SUPPLIED DATA:

* begin *

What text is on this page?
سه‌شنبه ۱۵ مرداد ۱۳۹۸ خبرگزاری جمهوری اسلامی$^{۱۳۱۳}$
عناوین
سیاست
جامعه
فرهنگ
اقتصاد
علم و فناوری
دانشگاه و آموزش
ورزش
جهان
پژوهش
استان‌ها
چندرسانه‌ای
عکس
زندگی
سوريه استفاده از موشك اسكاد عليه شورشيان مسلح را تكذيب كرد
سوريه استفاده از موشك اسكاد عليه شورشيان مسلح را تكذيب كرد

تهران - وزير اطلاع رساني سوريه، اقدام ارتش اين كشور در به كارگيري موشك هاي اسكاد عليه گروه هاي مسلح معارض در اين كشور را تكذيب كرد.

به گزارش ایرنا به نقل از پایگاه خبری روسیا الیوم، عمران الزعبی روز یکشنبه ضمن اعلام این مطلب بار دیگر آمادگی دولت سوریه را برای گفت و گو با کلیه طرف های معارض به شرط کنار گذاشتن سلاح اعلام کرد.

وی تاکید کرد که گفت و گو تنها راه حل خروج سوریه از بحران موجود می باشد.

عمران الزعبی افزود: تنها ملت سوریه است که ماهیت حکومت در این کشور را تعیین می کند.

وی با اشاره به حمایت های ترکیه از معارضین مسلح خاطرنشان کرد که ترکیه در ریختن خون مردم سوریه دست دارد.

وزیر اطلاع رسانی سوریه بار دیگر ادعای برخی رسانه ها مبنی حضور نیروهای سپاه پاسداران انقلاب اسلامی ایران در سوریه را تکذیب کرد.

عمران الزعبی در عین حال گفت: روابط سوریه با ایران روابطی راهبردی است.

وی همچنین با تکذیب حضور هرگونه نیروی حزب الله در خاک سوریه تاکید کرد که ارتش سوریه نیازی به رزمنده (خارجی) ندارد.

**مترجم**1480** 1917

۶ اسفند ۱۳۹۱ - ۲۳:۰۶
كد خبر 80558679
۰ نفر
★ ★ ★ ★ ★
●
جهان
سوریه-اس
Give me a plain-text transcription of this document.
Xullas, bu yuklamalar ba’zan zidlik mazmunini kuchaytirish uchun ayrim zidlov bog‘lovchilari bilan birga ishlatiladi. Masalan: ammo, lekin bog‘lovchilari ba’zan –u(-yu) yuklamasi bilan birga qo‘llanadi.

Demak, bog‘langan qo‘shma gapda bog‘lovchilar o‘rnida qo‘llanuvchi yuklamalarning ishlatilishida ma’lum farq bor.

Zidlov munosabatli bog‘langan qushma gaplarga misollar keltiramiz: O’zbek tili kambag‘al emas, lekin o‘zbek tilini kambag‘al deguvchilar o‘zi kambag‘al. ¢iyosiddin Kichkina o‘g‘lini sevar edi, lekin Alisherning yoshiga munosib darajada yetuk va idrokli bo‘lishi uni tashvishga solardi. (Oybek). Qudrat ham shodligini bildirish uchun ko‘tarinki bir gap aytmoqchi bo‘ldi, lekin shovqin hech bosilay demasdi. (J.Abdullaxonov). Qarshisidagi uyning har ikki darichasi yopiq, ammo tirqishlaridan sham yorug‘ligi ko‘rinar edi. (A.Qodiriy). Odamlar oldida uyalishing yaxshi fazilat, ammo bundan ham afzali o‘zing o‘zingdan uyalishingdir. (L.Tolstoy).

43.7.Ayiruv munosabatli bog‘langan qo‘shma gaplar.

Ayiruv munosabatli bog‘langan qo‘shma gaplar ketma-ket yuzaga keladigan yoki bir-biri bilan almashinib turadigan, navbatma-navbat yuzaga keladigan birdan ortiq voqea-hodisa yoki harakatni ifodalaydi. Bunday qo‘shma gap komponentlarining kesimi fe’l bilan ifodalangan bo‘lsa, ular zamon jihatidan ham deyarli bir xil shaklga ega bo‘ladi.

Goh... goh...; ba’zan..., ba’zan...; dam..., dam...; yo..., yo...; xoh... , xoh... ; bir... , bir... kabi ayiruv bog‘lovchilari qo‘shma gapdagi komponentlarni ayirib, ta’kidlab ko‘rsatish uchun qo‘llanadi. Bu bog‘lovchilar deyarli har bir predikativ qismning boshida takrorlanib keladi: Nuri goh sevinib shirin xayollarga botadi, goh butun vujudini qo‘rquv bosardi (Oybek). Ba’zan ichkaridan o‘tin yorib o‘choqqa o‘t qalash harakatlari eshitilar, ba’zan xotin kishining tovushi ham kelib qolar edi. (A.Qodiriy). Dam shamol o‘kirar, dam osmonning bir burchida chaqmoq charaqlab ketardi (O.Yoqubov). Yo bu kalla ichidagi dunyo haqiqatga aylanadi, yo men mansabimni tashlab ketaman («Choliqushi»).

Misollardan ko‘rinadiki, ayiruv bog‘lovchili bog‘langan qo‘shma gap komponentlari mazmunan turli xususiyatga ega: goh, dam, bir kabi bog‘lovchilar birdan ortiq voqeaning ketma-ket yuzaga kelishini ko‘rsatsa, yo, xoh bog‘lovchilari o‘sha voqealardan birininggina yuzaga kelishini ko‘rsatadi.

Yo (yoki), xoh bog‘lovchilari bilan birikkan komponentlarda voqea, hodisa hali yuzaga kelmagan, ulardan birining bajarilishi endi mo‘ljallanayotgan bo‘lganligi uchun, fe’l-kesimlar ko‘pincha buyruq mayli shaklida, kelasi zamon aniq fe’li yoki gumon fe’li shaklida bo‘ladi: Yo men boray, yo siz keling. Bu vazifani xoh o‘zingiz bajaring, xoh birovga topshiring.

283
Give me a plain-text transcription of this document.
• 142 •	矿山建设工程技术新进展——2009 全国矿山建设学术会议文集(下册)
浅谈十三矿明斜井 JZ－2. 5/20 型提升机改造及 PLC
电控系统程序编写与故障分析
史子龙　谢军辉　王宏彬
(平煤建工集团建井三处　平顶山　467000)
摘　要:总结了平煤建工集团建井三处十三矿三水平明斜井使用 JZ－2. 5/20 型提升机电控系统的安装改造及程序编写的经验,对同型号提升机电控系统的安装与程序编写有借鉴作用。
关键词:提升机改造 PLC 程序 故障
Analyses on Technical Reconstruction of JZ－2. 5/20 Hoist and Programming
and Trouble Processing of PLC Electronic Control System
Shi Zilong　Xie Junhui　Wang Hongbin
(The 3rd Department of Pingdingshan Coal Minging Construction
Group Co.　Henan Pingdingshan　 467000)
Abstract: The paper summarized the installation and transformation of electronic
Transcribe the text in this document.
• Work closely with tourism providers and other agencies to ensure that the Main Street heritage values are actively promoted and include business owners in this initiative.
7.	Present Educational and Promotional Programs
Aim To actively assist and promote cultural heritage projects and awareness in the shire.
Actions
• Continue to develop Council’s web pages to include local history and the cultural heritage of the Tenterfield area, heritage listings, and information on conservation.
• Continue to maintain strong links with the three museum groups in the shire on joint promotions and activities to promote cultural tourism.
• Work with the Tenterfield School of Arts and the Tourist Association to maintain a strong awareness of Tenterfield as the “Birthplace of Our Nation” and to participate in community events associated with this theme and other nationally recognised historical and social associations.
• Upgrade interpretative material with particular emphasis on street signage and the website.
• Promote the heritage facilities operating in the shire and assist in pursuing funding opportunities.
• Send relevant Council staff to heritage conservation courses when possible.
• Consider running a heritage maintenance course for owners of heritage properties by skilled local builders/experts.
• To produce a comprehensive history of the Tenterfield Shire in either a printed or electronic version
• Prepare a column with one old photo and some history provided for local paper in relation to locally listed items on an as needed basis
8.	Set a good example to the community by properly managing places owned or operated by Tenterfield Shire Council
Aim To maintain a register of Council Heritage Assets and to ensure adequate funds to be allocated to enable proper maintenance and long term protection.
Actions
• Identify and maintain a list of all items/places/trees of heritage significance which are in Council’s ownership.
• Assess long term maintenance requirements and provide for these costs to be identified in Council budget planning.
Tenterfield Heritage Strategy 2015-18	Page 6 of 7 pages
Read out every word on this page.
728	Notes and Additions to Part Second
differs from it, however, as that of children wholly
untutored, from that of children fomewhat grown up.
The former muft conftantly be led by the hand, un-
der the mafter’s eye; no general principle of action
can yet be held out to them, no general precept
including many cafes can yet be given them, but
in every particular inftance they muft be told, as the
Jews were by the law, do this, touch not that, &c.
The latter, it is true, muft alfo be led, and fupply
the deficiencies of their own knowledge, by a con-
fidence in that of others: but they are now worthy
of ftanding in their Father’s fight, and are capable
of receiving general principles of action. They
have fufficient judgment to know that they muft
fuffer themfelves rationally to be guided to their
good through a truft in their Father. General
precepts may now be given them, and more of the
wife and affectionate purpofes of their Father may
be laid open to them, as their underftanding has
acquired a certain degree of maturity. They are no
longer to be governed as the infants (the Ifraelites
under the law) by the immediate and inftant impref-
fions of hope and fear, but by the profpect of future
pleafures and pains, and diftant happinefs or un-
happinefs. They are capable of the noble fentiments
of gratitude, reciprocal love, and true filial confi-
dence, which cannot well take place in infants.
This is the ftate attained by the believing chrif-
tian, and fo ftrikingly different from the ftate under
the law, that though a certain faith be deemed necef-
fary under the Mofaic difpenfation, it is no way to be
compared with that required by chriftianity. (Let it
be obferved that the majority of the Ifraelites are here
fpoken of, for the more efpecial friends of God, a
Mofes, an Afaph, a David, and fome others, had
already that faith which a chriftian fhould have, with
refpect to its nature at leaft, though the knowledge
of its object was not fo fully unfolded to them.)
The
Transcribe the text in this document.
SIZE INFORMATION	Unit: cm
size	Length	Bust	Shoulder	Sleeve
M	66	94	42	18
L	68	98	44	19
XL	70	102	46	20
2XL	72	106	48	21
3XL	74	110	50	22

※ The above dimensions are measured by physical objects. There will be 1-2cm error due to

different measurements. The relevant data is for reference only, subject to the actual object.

* end *

WHAT THIS TASK INVOLVES: List each line of the records that holds the string "happinefs".

FULL ANSWER:
pleafures and pains, and diftant happinefs or un-
happinefs. They are capable of the noble fentiments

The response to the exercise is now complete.